:: Data provided ::
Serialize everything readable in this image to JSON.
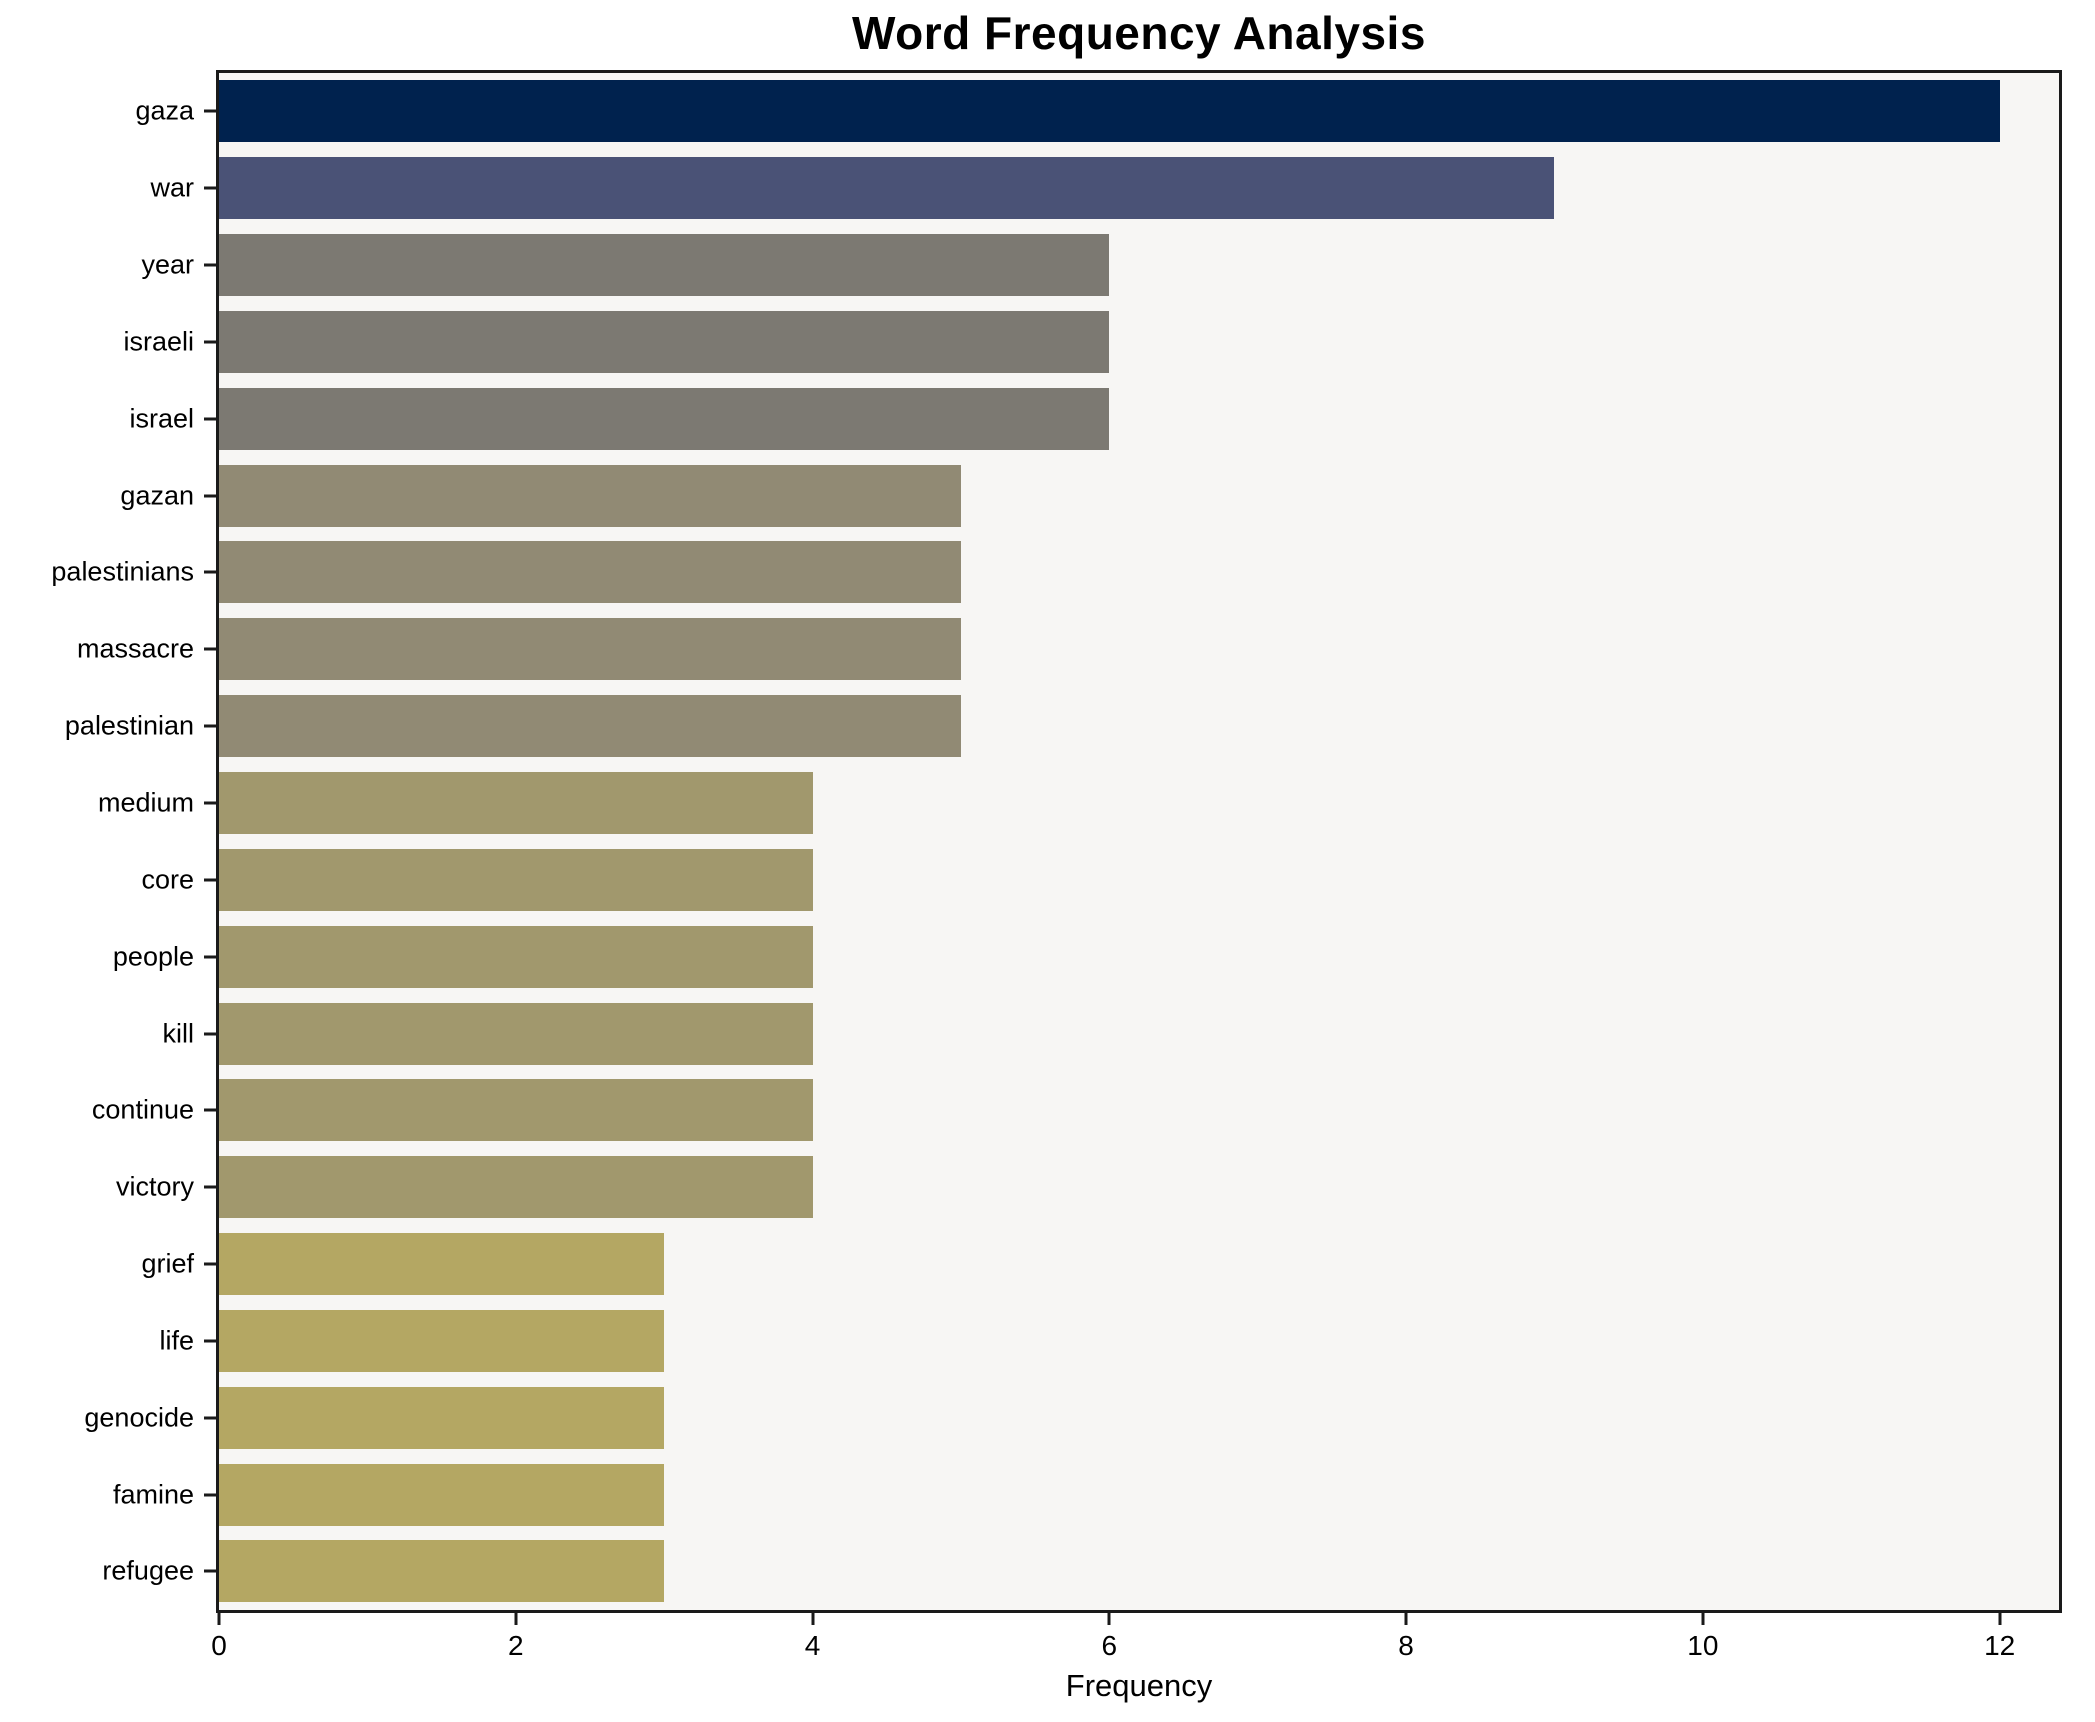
{
  "title": "Word Frequency Analysis",
  "xlabel": "Frequency",
  "chart_data": {
    "type": "bar",
    "orientation": "horizontal",
    "title": "Word Frequency Analysis",
    "xlabel": "Frequency",
    "ylabel": "",
    "categories": [
      "gaza",
      "war",
      "year",
      "israeli",
      "israel",
      "gazan",
      "palestinians",
      "massacre",
      "palestinian",
      "medium",
      "core",
      "people",
      "kill",
      "continue",
      "victory",
      "grief",
      "life",
      "genocide",
      "famine",
      "refugee"
    ],
    "values": [
      12,
      9,
      6,
      6,
      6,
      5,
      5,
      5,
      5,
      4,
      4,
      4,
      4,
      4,
      4,
      3,
      3,
      3,
      3,
      3
    ],
    "bar_colors": [
      "#00224e",
      "#4a5276",
      "#7c7972",
      "#7c7972",
      "#7c7972",
      "#918a74",
      "#918a74",
      "#918a74",
      "#918a74",
      "#a1986d",
      "#a1986d",
      "#a1986d",
      "#a1986d",
      "#a1986d",
      "#a1986d",
      "#b4a763",
      "#b4a763",
      "#b4a763",
      "#b4a763",
      "#b4a763"
    ],
    "x_ticks": [
      0,
      2,
      4,
      6,
      8,
      10,
      12
    ],
    "xlim": [
      0,
      12.4
    ],
    "grid": false,
    "legend": false,
    "plot_bg": "#f7f6f4",
    "figure_bg": "#ffffff",
    "spine_color": "#1a1a1a"
  }
}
:::
**What you have to do**
Transcribe all of the records above character for character. Exclude the pictures.

**Exercise result**
Serialize everything readable in this image to JSON.
{
  "title": "Word Frequency Analysis",
  "xlabel": "Frequency",
  "chart_data": {
    "type": "bar",
    "orientation": "horizontal",
    "title": "Word Frequency Analysis",
    "xlabel": "Frequency",
    "ylabel": "",
    "categories": [
      "gaza",
      "war",
      "year",
      "israeli",
      "israel",
      "gazan",
      "palestinians",
      "massacre",
      "palestinian",
      "medium",
      "core",
      "people",
      "kill",
      "continue",
      "victory",
      "grief",
      "life",
      "genocide",
      "famine",
      "refugee"
    ],
    "values": [
      12,
      9,
      6,
      6,
      6,
      5,
      5,
      5,
      5,
      4,
      4,
      4,
      4,
      4,
      4,
      3,
      3,
      3,
      3,
      3
    ],
    "bar_colors": [
      "#00224e",
      "#4a5276",
      "#7c7972",
      "#7c7972",
      "#7c7972",
      "#918a74",
      "#918a74",
      "#918a74",
      "#918a74",
      "#a1986d",
      "#a1986d",
      "#a1986d",
      "#a1986d",
      "#a1986d",
      "#a1986d",
      "#b4a763",
      "#b4a763",
      "#b4a763",
      "#b4a763",
      "#b4a763"
    ],
    "x_ticks": [
      0,
      2,
      4,
      6,
      8,
      10,
      12
    ],
    "xlim": [
      0,
      12.4
    ],
    "grid": false,
    "legend": false,
    "plot_bg": "#f7f6f4",
    "figure_bg": "#ffffff",
    "spine_color": "#1a1a1a"
  }
}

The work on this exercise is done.